Gather all lines in the entries that include the word "Michel".

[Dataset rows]
==========

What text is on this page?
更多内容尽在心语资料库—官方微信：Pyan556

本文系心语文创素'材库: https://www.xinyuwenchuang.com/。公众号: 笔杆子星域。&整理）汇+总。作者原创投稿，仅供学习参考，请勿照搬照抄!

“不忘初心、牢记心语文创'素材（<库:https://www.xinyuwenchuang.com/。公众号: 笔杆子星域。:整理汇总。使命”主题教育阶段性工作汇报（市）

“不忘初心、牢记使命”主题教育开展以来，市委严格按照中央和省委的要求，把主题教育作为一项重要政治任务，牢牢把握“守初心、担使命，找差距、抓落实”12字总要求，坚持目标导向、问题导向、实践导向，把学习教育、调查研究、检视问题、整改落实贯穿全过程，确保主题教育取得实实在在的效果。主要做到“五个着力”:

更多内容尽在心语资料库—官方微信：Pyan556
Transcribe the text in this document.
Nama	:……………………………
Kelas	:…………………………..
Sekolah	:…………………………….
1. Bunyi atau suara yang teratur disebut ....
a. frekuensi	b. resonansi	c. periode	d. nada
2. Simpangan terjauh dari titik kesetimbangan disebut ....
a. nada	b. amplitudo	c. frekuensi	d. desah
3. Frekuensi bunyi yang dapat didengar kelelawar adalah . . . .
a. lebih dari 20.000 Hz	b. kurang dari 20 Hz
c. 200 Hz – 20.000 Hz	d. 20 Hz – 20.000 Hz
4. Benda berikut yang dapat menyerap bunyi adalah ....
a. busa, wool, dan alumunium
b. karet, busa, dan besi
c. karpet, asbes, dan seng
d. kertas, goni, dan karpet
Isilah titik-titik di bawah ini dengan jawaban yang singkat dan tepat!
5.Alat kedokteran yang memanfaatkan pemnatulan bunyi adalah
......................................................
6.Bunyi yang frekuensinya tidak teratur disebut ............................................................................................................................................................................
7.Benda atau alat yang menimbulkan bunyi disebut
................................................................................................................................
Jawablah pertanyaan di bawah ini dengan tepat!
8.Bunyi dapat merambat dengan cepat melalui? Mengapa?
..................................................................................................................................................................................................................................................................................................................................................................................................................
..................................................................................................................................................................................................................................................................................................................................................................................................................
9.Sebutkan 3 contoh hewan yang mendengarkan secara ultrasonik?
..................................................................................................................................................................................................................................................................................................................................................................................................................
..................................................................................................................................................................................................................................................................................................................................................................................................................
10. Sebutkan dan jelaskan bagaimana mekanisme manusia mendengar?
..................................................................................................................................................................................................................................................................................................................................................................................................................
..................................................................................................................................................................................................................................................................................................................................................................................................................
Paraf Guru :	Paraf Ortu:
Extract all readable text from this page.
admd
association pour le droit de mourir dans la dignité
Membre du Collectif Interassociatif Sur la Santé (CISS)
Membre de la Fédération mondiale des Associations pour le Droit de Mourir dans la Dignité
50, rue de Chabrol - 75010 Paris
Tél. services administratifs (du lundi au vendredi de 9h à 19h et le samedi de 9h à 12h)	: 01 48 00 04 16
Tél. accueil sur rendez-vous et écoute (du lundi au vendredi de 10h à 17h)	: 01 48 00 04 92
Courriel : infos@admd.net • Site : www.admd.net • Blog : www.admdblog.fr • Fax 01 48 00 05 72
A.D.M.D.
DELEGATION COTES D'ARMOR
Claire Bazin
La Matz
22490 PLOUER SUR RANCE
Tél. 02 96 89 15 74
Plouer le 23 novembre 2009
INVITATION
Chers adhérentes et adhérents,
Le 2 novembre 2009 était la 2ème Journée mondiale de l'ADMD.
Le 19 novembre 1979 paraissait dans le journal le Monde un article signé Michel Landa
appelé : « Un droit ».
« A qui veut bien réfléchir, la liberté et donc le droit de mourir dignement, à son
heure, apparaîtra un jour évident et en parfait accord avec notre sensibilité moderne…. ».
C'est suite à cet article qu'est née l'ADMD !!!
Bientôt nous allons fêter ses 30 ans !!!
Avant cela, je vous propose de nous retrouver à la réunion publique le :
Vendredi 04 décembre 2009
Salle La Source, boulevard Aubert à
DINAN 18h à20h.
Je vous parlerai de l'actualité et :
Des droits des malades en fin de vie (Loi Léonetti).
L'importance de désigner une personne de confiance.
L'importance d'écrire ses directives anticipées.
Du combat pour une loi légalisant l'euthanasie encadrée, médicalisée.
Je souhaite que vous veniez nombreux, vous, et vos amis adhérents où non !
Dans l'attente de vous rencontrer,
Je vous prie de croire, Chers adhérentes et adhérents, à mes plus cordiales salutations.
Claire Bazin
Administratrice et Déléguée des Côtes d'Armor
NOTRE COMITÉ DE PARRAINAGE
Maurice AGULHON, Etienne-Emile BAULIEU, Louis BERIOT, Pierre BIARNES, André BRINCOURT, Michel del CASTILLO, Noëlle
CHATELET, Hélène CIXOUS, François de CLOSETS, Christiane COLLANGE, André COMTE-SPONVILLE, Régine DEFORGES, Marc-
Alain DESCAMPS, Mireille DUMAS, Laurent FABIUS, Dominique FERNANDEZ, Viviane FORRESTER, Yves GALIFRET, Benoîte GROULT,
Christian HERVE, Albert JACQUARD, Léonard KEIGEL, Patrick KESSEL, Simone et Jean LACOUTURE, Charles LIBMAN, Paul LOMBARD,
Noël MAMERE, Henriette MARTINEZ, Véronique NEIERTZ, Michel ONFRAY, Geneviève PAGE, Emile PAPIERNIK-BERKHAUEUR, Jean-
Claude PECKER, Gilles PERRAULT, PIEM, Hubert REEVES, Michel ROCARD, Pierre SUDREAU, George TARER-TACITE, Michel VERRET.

==========

**Solution for this problem:**
Le 19 novembre 1979 paraissait dans le journal le Monde un article signé Michel Landa
Maurice AGULHON, Etienne-Emile BAULIEU, Louis BERIOT, Pierre BIARNES, André BRINCOURT, Michel del CASTILLO, Noëlle
Noël MAMERE, Henriette MARTINEZ, Véronique NEIERTZ, Michel ONFRAY, Geneviève PAGE, Emile PAPIERNIK-BERKHAUEUR, Jean-
Claude PECKER, Gilles PERRAULT, PIEM, Hubert REEVES, Michel ROCARD, Pierre SUDREAU, George TARER-TACITE, Michel VERRET.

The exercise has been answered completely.